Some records
______

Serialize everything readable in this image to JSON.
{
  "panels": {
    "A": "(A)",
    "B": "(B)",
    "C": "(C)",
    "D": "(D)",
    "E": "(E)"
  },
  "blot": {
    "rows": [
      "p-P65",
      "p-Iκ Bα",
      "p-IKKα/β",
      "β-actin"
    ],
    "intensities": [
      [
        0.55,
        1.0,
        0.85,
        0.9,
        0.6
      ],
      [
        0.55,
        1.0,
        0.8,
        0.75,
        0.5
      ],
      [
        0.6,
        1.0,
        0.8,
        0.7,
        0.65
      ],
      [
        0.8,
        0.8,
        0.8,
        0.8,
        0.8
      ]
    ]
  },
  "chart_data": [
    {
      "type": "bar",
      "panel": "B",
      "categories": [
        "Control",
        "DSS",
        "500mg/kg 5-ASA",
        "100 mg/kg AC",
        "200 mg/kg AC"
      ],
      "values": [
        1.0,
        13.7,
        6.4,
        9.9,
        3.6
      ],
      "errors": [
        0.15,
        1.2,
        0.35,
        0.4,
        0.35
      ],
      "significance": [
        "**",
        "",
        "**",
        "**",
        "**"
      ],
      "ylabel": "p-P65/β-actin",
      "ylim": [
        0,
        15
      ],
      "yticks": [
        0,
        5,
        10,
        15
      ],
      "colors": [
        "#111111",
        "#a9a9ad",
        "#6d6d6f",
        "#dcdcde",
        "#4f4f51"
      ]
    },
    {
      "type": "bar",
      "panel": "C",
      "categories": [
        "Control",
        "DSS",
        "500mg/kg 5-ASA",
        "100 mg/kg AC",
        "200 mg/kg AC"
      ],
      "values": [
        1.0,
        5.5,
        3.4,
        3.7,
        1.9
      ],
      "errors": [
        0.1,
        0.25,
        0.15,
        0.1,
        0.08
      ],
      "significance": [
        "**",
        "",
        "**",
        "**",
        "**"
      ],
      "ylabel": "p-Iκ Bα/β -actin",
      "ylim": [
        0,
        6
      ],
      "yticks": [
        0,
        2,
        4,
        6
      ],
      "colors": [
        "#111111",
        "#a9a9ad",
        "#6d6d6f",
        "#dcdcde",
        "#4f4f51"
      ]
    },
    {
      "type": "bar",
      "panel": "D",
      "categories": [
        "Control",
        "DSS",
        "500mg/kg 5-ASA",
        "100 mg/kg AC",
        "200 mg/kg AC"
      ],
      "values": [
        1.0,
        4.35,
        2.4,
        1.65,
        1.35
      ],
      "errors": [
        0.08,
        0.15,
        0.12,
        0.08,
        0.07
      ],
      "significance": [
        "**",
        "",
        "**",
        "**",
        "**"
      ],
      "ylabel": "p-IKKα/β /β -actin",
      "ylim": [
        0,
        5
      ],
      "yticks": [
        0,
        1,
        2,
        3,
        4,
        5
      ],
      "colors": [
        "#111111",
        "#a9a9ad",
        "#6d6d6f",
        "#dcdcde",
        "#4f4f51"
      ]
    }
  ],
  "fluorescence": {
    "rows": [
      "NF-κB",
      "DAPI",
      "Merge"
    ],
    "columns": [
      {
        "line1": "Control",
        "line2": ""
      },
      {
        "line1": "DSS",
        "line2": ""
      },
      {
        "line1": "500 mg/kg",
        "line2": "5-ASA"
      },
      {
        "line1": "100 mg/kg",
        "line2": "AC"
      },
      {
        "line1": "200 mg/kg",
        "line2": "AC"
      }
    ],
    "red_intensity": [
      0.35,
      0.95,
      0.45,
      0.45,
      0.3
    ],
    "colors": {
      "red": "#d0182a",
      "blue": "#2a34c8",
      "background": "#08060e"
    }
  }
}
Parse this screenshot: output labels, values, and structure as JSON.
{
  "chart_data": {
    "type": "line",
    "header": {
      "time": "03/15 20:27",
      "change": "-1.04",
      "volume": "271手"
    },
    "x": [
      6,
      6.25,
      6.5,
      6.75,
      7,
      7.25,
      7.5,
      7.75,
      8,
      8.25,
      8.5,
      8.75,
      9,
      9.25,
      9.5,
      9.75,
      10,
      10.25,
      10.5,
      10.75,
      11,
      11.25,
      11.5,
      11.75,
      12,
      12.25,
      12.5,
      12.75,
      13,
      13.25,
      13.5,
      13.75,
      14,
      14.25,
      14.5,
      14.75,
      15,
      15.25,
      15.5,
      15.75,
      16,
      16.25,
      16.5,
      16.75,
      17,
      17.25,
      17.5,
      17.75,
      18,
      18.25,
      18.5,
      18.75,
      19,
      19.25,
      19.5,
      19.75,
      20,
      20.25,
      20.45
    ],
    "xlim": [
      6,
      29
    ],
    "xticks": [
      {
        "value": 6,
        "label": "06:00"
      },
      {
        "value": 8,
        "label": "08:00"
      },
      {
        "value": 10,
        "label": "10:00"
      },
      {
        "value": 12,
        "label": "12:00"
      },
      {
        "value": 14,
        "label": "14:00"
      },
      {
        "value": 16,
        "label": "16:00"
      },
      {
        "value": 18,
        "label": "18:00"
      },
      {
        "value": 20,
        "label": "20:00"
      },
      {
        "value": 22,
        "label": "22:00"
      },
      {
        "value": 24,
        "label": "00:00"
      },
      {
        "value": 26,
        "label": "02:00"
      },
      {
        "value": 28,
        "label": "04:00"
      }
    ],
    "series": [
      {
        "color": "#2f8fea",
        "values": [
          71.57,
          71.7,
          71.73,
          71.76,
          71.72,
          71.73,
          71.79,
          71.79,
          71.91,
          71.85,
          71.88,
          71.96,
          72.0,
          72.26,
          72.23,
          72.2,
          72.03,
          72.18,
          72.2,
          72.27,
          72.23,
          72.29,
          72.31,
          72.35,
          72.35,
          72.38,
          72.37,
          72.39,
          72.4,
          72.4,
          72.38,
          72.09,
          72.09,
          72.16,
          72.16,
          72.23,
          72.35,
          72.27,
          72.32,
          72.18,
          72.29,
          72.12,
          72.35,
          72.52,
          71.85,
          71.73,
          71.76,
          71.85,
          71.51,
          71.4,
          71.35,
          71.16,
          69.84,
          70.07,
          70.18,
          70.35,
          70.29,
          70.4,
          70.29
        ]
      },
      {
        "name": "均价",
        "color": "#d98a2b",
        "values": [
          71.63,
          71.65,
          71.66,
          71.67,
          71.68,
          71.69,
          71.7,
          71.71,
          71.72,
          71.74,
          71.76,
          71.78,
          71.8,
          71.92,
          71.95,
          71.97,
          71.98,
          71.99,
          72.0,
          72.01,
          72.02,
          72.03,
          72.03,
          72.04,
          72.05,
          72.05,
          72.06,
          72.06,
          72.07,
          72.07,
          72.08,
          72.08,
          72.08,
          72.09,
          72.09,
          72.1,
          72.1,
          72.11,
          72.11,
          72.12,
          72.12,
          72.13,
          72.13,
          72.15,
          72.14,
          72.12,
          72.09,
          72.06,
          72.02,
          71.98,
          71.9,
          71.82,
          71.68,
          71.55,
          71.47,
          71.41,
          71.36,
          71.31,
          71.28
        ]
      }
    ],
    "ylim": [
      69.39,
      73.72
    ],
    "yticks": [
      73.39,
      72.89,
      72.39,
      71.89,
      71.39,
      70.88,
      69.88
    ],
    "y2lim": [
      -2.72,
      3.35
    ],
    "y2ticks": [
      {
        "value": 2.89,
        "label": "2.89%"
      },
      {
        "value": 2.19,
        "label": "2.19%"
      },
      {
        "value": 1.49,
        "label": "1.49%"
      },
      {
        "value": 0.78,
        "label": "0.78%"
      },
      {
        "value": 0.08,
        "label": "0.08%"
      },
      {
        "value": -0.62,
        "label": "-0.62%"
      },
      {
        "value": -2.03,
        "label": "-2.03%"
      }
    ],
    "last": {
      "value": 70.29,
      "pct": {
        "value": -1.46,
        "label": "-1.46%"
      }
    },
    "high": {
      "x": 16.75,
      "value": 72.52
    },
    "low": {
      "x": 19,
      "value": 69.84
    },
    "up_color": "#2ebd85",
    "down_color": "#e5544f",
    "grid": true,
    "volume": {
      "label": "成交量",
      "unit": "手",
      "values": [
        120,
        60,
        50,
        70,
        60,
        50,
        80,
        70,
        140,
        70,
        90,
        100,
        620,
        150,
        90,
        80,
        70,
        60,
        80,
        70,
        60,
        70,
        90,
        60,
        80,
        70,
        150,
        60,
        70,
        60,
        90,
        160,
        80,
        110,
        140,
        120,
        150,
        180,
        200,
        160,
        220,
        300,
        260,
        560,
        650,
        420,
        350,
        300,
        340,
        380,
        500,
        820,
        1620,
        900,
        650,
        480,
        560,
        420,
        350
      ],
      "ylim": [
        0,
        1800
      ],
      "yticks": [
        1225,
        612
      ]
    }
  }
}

______

--- Problem details ---
Count every line bearing the word "ylabel"; report the total only.

--- Problem solution ---
3